**EXERCISE TASK**
Pick out the lines below that include the string "data".

**ROWS**
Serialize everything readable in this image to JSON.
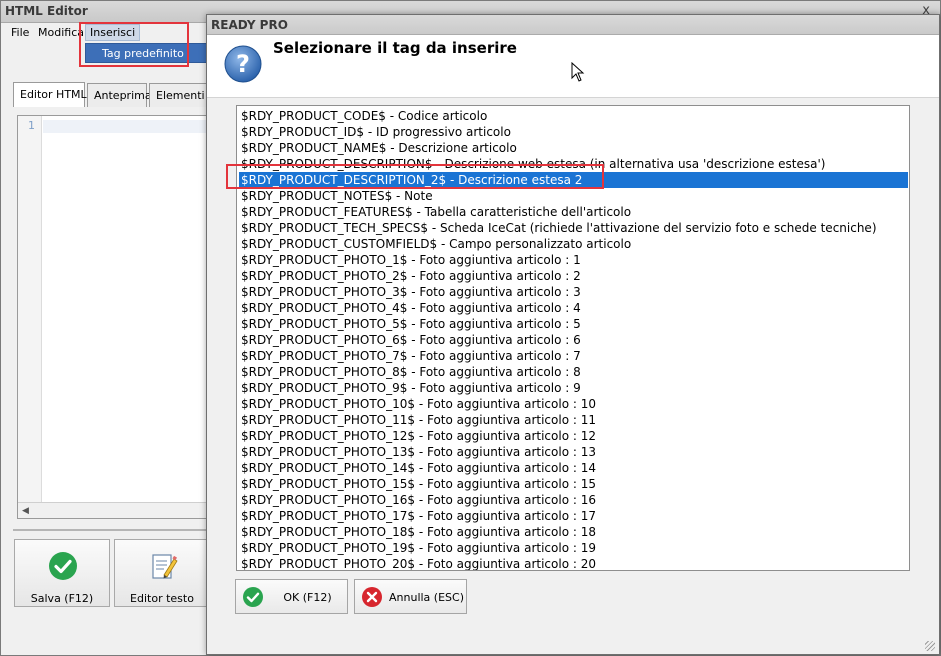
{
  "background_window": {
    "title": "HTML Editor",
    "close_glyph": "x",
    "menu": {
      "file": "File",
      "modifica": "Modifica",
      "inserisci": "Inserisci",
      "dropdown_item": "Tag predefinito"
    },
    "tabs": [
      "Editor HTML",
      "Anteprima",
      "Elementi HTML"
    ],
    "editor": {
      "line_number": "1"
    },
    "buttons": {
      "save": "Salva (F12)",
      "text_editor": "Editor testo"
    }
  },
  "dialog": {
    "title": "READY PRO",
    "heading": "Selezionare il tag da inserire",
    "selected_index": 4,
    "items": [
      "$RDY_PRODUCT_CODE$ - Codice articolo",
      "$RDY_PRODUCT_ID$ - ID progressivo articolo",
      "$RDY_PRODUCT_NAME$ - Descrizione articolo",
      "$RDY_PRODUCT_DESCRIPTION$ - Descrizione web estesa (in alternativa usa 'descrizione estesa')",
      "$RDY_PRODUCT_DESCRIPTION_2$ - Descrizione estesa 2",
      "$RDY_PRODUCT_NOTES$ - Note",
      "$RDY_PRODUCT_FEATURES$ - Tabella caratteristiche dell'articolo",
      "$RDY_PRODUCT_TECH_SPECS$ - Scheda IceCat (richiede l'attivazione del servizio foto e schede tecniche)",
      "$RDY_PRODUCT_CUSTOMFIELD$ - Campo personalizzato articolo",
      "$RDY_PRODUCT_PHOTO_1$ - Foto aggiuntiva articolo : 1",
      "$RDY_PRODUCT_PHOTO_2$ - Foto aggiuntiva articolo : 2",
      "$RDY_PRODUCT_PHOTO_3$ - Foto aggiuntiva articolo : 3",
      "$RDY_PRODUCT_PHOTO_4$ - Foto aggiuntiva articolo : 4",
      "$RDY_PRODUCT_PHOTO_5$ - Foto aggiuntiva articolo : 5",
      "$RDY_PRODUCT_PHOTO_6$ - Foto aggiuntiva articolo : 6",
      "$RDY_PRODUCT_PHOTO_7$ - Foto aggiuntiva articolo : 7",
      "$RDY_PRODUCT_PHOTO_8$ - Foto aggiuntiva articolo : 8",
      "$RDY_PRODUCT_PHOTO_9$ - Foto aggiuntiva articolo : 9",
      "$RDY_PRODUCT_PHOTO_10$ - Foto aggiuntiva articolo : 10",
      "$RDY_PRODUCT_PHOTO_11$ - Foto aggiuntiva articolo : 11",
      "$RDY_PRODUCT_PHOTO_12$ - Foto aggiuntiva articolo : 12",
      "$RDY_PRODUCT_PHOTO_13$ - Foto aggiuntiva articolo : 13",
      "$RDY_PRODUCT_PHOTO_14$ - Foto aggiuntiva articolo : 14",
      "$RDY_PRODUCT_PHOTO_15$ - Foto aggiuntiva articolo : 15",
      "$RDY_PRODUCT_PHOTO_16$ - Foto aggiuntiva articolo : 16",
      "$RDY_PRODUCT_PHOTO_17$ - Foto aggiuntiva articolo : 17",
      "$RDY_PRODUCT_PHOTO_18$ - Foto aggiuntiva articolo : 18",
      "$RDY_PRODUCT_PHOTO_19$ - Foto aggiuntiva articolo : 19",
      "$RDY_PRODUCT_PHOTO_20$ - Foto aggiuntiva articolo : 20"
    ],
    "buttons": {
      "ok": "OK (F12)",
      "cancel": "Annulla (ESC)"
    }
  },
  "icons": {
    "save": "check-circle-icon",
    "text_editor": "pencil-document-icon",
    "help": "question-mark-icon",
    "ok": "check-circle-icon",
    "cancel": "cancel-x-icon"
  },
  "colors": {
    "selection": "#1a74d4",
    "annotation_red": "#e3343c",
    "ok_green": "#2aa44f",
    "cancel_red": "#d7262e",
    "help_blue": "#3f7cc4"
  }
}
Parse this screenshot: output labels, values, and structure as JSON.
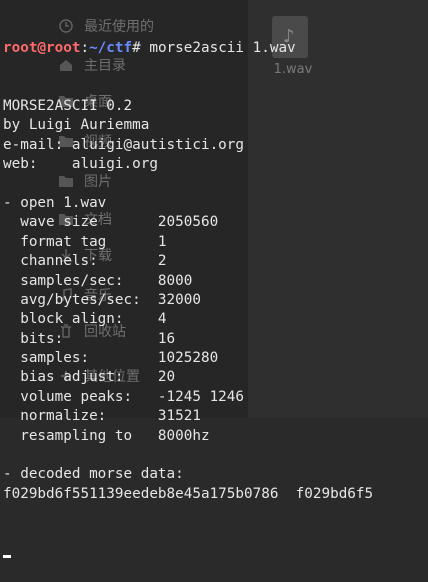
{
  "background": {
    "sidebar_items": [
      {
        "icon": "clock-icon",
        "label": "最近使用的"
      },
      {
        "icon": "home-icon",
        "label": "主目录"
      },
      {
        "icon": "folder-icon",
        "label": "桌面"
      },
      {
        "icon": "folder-icon",
        "label": "视频"
      },
      {
        "icon": "folder-icon",
        "label": "图片"
      },
      {
        "icon": "folder-icon",
        "label": "文档"
      },
      {
        "icon": "download-icon",
        "label": "下载"
      },
      {
        "icon": "music-icon",
        "label": "音乐"
      },
      {
        "icon": "trash-icon",
        "label": "回收站"
      },
      {
        "icon": "plus-icon",
        "label": "其他位置"
      }
    ],
    "file": {
      "icon": "audio-file-icon",
      "name": "1.wav"
    }
  },
  "terminal": {
    "prompt": {
      "user_host": "root@root",
      "sep": ":",
      "path": "~/ctf",
      "mark": "#",
      "command": " morse2ascii 1.wav"
    },
    "lines": [
      "MORSE2ASCII 0.2",
      "by Luigi Auriemma",
      "e-mail: aluigi@autistici.org",
      "web:    aluigi.org",
      "",
      "- open 1.wav",
      "  wave size       2050560",
      "  format tag      1",
      "  channels:       2",
      "  samples/sec:    8000",
      "  avg/bytes/sec:  32000",
      "  block align:    4",
      "  bits:           16",
      "  samples:        1025280",
      "  bias adjust:    20",
      "  volume peaks:   -1245 1246",
      "  normalize:      31521",
      "  resampling to   8000hz",
      "",
      "- decoded morse data:",
      "f029bd6f551139eedeb8e45a175b0786  f029bd6f5"
    ]
  },
  "colors": {
    "prompt_user": "#ff6b6b",
    "prompt_path": "#6b8bff",
    "text": "#e6e6e6"
  }
}
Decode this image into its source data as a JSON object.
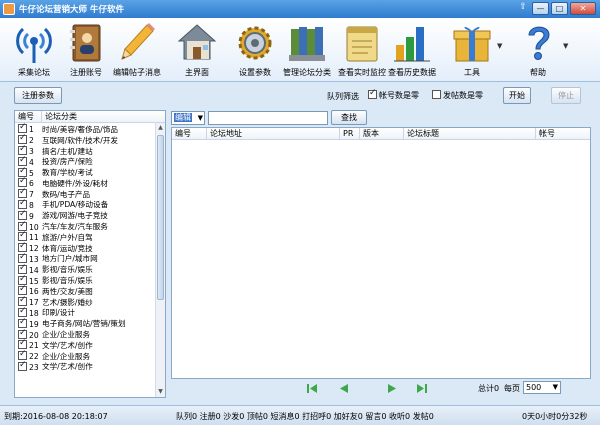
{
  "window": {
    "title": "牛仔论坛营销大师 牛仔软件",
    "buttons": {
      "minimize": "—",
      "maximize": "□",
      "close": "✕",
      "up": "⇧"
    }
  },
  "toolbar": {
    "items": [
      {
        "label": "采集论坛",
        "icon": "antenna-icon"
      },
      {
        "label": "注册账号",
        "icon": "address-book-icon"
      },
      {
        "label": "编辑帖子消息",
        "icon": "pencil-icon"
      },
      {
        "label": "主界面",
        "icon": "house-icon"
      },
      {
        "label": "设置参数",
        "icon": "gears-icon"
      },
      {
        "label": "管理论坛分类",
        "icon": "folders-icon"
      },
      {
        "label": "查看实时监控",
        "icon": "notepad-icon"
      },
      {
        "label": "查看历史数据",
        "icon": "bar-chart-icon"
      },
      {
        "label": "工具",
        "icon": "gift-box-icon"
      },
      {
        "label": "帮助",
        "icon": "question-mark-icon"
      }
    ]
  },
  "controls": {
    "register_params": "注册参数",
    "queue_filter_label": "队列筛选",
    "account_zero_label": "帐号数是零",
    "account_zero_checked": true,
    "post_zero_label": "发帖数是零",
    "post_zero_checked": false,
    "start": "开始",
    "stop": "停止"
  },
  "categories": {
    "headers": {
      "num": "编号",
      "name": "论坛分类"
    },
    "rows": [
      {
        "num": "1",
        "name": "时尚/美容/奢侈品/饰品"
      },
      {
        "num": "2",
        "name": "互联网/软件/技术/开发"
      },
      {
        "num": "3",
        "name": "搞名/主机/建站"
      },
      {
        "num": "4",
        "name": "投资/房产/保险"
      },
      {
        "num": "5",
        "name": "教育/学校/考试"
      },
      {
        "num": "6",
        "name": "电脑硬件/外设/耗材"
      },
      {
        "num": "7",
        "name": "数码/电子产品"
      },
      {
        "num": "8",
        "name": "手机/PDA/移动设备"
      },
      {
        "num": "9",
        "name": "游戏/网游/电子竞技"
      },
      {
        "num": "10",
        "name": "汽车/车友/汽车服务"
      },
      {
        "num": "11",
        "name": "旅游/户外/自驾"
      },
      {
        "num": "12",
        "name": "体育/运动/竞技"
      },
      {
        "num": "13",
        "name": "地方门户/城市网"
      },
      {
        "num": "14",
        "name": "影视/音乐/娱乐"
      },
      {
        "num": "15",
        "name": "影视/音乐/娱乐"
      },
      {
        "num": "16",
        "name": "两性/交友/美图"
      },
      {
        "num": "17",
        "name": "艺术/摄影/婚纱"
      },
      {
        "num": "18",
        "name": "印刷/设计"
      },
      {
        "num": "19",
        "name": "电子商务/网站/营销/策划"
      },
      {
        "num": "20",
        "name": "企业/企业服务"
      },
      {
        "num": "21",
        "name": "文学/艺术/创作"
      },
      {
        "num": "22",
        "name": "企业/企业服务"
      },
      {
        "num": "23",
        "name": "文学/艺术/创作"
      }
    ]
  },
  "filter": {
    "select_value": "编辑",
    "search_value": "",
    "search_button": "查找"
  },
  "grid": {
    "columns": [
      "编号",
      "论坛地址",
      "PR",
      "版本",
      "论坛标题",
      "帐号"
    ]
  },
  "pager": {
    "total": "总计0",
    "per_page_label": "每页",
    "per_page_value": "500"
  },
  "status": {
    "expires": "到期:2016-08-08 20:18:07",
    "counters": "队列0 注册0 沙发0 顶帖0 短消息0 打招呼0 加好友0 留言0 收听0 发帖0",
    "elapsed": "0天0小时0分32秒"
  },
  "colors": {
    "title_bar": "#2f7ccf",
    "window_bg": "#dbe8f5",
    "border": "#8aa8c8"
  }
}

**ANSWER TO THE PROBLEM**
      "- decoded morse data:",
Decode this image into its source data as a JSON object.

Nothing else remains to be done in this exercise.